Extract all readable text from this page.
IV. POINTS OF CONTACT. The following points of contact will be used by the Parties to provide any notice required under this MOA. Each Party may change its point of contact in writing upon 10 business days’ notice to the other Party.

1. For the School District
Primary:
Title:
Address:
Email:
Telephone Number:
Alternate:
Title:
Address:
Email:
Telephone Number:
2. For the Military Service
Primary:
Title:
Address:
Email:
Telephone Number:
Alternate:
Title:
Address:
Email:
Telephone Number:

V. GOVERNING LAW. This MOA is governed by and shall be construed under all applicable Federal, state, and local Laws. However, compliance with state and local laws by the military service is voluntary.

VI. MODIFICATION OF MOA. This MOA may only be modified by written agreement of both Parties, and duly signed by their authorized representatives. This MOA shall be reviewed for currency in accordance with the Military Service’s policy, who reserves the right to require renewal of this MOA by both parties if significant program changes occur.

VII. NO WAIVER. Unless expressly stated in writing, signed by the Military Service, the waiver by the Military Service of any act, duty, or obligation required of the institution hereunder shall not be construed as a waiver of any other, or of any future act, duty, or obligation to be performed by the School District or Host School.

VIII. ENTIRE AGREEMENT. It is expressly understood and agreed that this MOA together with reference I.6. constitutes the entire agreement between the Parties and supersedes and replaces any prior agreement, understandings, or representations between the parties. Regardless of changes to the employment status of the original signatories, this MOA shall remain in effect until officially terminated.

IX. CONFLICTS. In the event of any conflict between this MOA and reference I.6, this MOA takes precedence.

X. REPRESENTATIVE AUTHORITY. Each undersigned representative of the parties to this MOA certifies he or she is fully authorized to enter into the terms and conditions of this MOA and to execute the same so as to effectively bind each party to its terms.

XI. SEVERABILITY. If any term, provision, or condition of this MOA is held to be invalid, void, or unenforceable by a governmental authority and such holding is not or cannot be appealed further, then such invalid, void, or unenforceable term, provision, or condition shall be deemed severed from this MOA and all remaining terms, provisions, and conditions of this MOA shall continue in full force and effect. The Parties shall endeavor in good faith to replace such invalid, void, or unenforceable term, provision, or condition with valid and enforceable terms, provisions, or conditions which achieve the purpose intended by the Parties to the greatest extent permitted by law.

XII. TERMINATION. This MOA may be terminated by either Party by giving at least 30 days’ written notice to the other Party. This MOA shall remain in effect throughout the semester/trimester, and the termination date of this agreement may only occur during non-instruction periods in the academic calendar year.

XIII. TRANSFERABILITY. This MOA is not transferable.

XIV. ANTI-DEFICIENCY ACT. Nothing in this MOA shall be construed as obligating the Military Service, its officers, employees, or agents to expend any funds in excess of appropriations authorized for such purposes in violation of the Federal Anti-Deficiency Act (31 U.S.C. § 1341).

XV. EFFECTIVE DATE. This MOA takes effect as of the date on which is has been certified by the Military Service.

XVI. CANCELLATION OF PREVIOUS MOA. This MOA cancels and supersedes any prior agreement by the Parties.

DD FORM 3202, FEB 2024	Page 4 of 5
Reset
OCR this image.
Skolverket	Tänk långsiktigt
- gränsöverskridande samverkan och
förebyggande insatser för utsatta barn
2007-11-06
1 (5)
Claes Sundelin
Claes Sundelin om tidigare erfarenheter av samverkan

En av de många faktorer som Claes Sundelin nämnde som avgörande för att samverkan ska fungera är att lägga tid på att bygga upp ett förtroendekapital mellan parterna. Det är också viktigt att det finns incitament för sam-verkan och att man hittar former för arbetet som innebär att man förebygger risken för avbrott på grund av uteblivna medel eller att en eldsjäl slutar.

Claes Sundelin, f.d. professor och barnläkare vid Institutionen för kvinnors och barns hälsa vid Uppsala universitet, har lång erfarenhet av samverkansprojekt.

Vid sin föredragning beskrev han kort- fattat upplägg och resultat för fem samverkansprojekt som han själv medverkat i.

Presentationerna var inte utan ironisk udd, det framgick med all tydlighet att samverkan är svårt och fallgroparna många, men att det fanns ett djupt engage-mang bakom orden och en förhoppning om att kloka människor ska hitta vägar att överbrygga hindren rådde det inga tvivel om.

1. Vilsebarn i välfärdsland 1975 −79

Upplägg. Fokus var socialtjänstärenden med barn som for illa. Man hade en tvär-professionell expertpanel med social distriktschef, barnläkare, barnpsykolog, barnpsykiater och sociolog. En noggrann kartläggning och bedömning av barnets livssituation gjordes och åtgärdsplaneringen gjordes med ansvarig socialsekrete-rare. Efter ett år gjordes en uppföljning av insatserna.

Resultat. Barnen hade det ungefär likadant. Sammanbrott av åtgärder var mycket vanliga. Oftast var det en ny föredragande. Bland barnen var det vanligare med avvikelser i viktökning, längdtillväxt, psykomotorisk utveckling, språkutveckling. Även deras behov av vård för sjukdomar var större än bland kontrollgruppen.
========
REQUIRED TASK
Your task is to transcribe the listing above in full, exactly as given.

RESULT OF THIS EXERCISE
Extract all readable text from this page.
IV. POINTS OF CONTACT. The following points of contact will be used by the Parties to provide any notice required under this MOA. Each Party may change its point of contact in writing upon 10 business days’ notice to the other Party.

1. For the School District
Primary:
Title:
Address:
Email:
Telephone Number:
Alternate:
Title:
Address:
Email:
Telephone Number:
2. For the Military Service
Primary:
Title:
Address:
Email:
Telephone Number:
Alternate:
Title:
Address:
Email:
Telephone Number:

V. GOVERNING LAW. This MOA is governed by and shall be construed under all applicable Federal, state, and local Laws. However, compliance with state and local laws by the military service is voluntary.

VI. MODIFICATION OF MOA. This MOA may only be modified by written agreement of both Parties, and duly signed by their authorized representatives. This MOA shall be reviewed for currency in accordance with the Military Service’s policy, who reserves the right to require renewal of this MOA by both parties if significant program changes occur.

VII. NO WAIVER. Unless expressly stated in writing, signed by the Military Service, the waiver by the Military Service of any act, duty, or obligation required of the institution hereunder shall not be construed as a waiver of any other, or of any future act, duty, or obligation to be performed by the School District or Host School.

VIII. ENTIRE AGREEMENT. It is expressly understood and agreed that this MOA together with reference I.6. constitutes the entire agreement between the Parties and supersedes and replaces any prior agreement, understandings, or representations between the parties. Regardless of changes to the employment status of the original signatories, this MOA shall remain in effect until officially terminated.

IX. CONFLICTS. In the event of any conflict between this MOA and reference I.6, this MOA takes precedence.

X. REPRESENTATIVE AUTHORITY. Each undersigned representative of the parties to this MOA certifies he or she is fully authorized to enter into the terms and conditions of this MOA and to execute the same so as to effectively bind each party to its terms.

XI. SEVERABILITY. If any term, provision, or condition of this MOA is held to be invalid, void, or unenforceable by a governmental authority and such holding is not or cannot be appealed further, then such invalid, void, or unenforceable term, provision, or condition shall be deemed severed from this MOA and all remaining terms, provisions, and conditions of this MOA shall continue in full force and effect. The Parties shall endeavor in good faith to replace such invalid, void, or unenforceable term, provision, or condition with valid and enforceable terms, provisions, or conditions which achieve the purpose intended by the Parties to the greatest extent permitted by law.

XII. TERMINATION. This MOA may be terminated by either Party by giving at least 30 days’ written notice to the other Party. This MOA shall remain in effect throughout the semester/trimester, and the termination date of this agreement may only occur during non-instruction periods in the academic calendar year.

XIII. TRANSFERABILITY. This MOA is not transferable.

XIV. ANTI-DEFICIENCY ACT. Nothing in this MOA shall be construed as obligating the Military Service, its officers, employees, or agents to expend any funds in excess of appropriations authorized for such purposes in violation of the Federal Anti-Deficiency Act (31 U.S.C. § 1341).

XV. EFFECTIVE DATE. This MOA takes effect as of the date on which is has been certified by the Military Service.

XVI. CANCELLATION OF PREVIOUS MOA. This MOA cancels and supersedes any prior agreement by the Parties.

DD FORM 3202, FEB 2024	Page 4 of 5
Reset
OCR this image.
Skolverket	Tänk långsiktigt
- gränsöverskridande samverkan och
förebyggande insatser för utsatta barn
2007-11-06
1 (5)
Claes Sundelin
Claes Sundelin om tidigare erfarenheter av samverkan

En av de många faktorer som Claes Sundelin nämnde som avgörande för att samverkan ska fungera är att lägga tid på att bygga upp ett förtroendekapital mellan parterna. Det är också viktigt att det finns incitament för sam-verkan och att man hittar former för arbetet som innebär att man förebygger risken för avbrott på grund av uteblivna medel eller att en eldsjäl slutar.

Claes Sundelin, f.d. professor och barnläkare vid Institutionen för kvinnors och barns hälsa vid Uppsala universitet, har lång erfarenhet av samverkansprojekt.

Vid sin föredragning beskrev han kort- fattat upplägg och resultat för fem samverkansprojekt som han själv medverkat i.

Presentationerna var inte utan ironisk udd, det framgick med all tydlighet att samverkan är svårt och fallgroparna många, men att det fanns ett djupt engage-mang bakom orden och en förhoppning om att kloka människor ska hitta vägar att överbrygga hindren rådde det inga tvivel om.

1. Vilsebarn i välfärdsland 1975 −79

Upplägg. Fokus var socialtjänstärenden med barn som for illa. Man hade en tvär-professionell expertpanel med social distriktschef, barnläkare, barnpsykolog, barnpsykiater och sociolog. En noggrann kartläggning och bedömning av barnets livssituation gjordes och åtgärdsplaneringen gjordes med ansvarig socialsekrete-rare. Efter ett år gjordes en uppföljning av insatserna.

Resultat. Barnen hade det ungefär likadant. Sammanbrott av åtgärder var mycket vanliga. Oftast var det en ny föredragande. Bland barnen var det vanligare med avvikelser i viktökning, längdtillväxt, psykomotorisk utveckling, språkutveckling. Även deras behov av vård för sjukdomar var större än bland kontrollgruppen.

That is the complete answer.